> _Recorded information_
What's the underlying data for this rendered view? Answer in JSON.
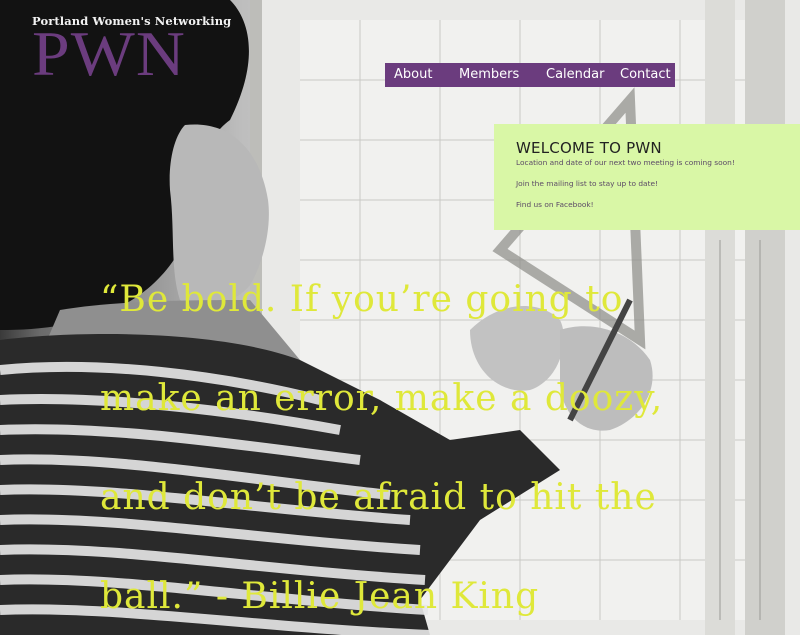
{
  "logo": {
    "tagline": "Portland Women's Networking",
    "mark": "PWN"
  },
  "nav": {
    "items": [
      "About",
      "Members",
      "Calendar",
      "Contact"
    ]
  },
  "welcome": {
    "title": "WELCOME TO PWN",
    "line1": "Location and date of our next two meeting is coming soon!",
    "line2": "Join the mailing list to stay up to date!",
    "line3": "Find us on Facebook!"
  },
  "quote": {
    "lines": [
      "“Be bold. If you’re going to",
      "make an error, make a doozy,",
      "and don’t be afraid to hit the",
      "ball.” - Billie Jean King"
    ]
  },
  "colors": {
    "brand_purple": "#6b3c7e",
    "welcome_bg": "#d9f7a6",
    "quote_yellow": "#dfe83a"
  },
  "icons": {
    "background": "photo-woman-drafting"
  }
}
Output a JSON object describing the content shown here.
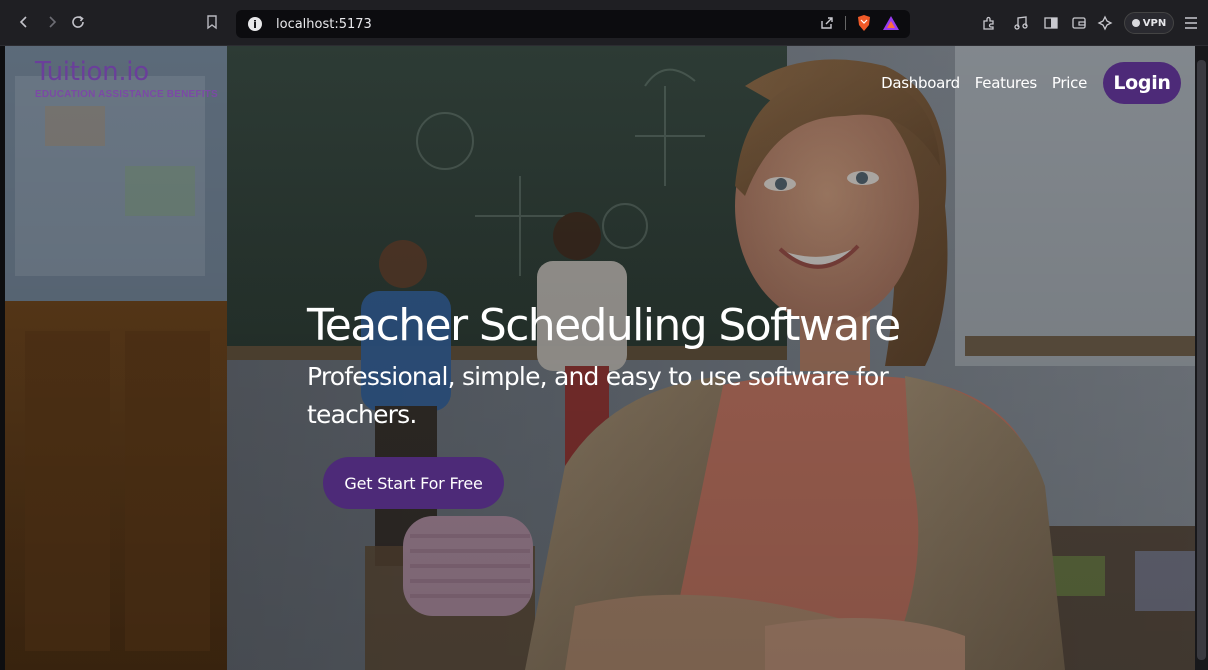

> _Aim of the exercise_
None of the pictures should appear; repeat the records exactly otherwise.

> _Answer for the task_
What's the underlying data for this rendered view? Answer in JSON.
{
  "logo": {
    "tagline": "Portland Women's Networking",
    "mark": "PWN"
  },
  "nav": {
    "items": [
      "About",
      "Members",
      "Calendar",
      "Contact"
    ]
  },
  "welcome": {
    "title": "WELCOME TO PWN",
    "line1": "Location and date of our next two meeting is coming soon!",
    "line2": "Join the mailing list to stay up to date!",
    "line3": "Find us on Facebook!"
  },
  "quote": {
    "lines": [
      "“Be bold. If you’re going to",
      "make an error, make a doozy,",
      "and don’t be afraid to hit the",
      "ball.” - Billie Jean King"
    ]
  },
  "colors": {
    "brand_purple": "#6b3c7e",
    "welcome_bg": "#d9f7a6",
    "quote_yellow": "#dfe83a"
  },
  "icons": {
    "background": "photo-woman-drafting"
  }
}
Output a JSON object describing the content shown here.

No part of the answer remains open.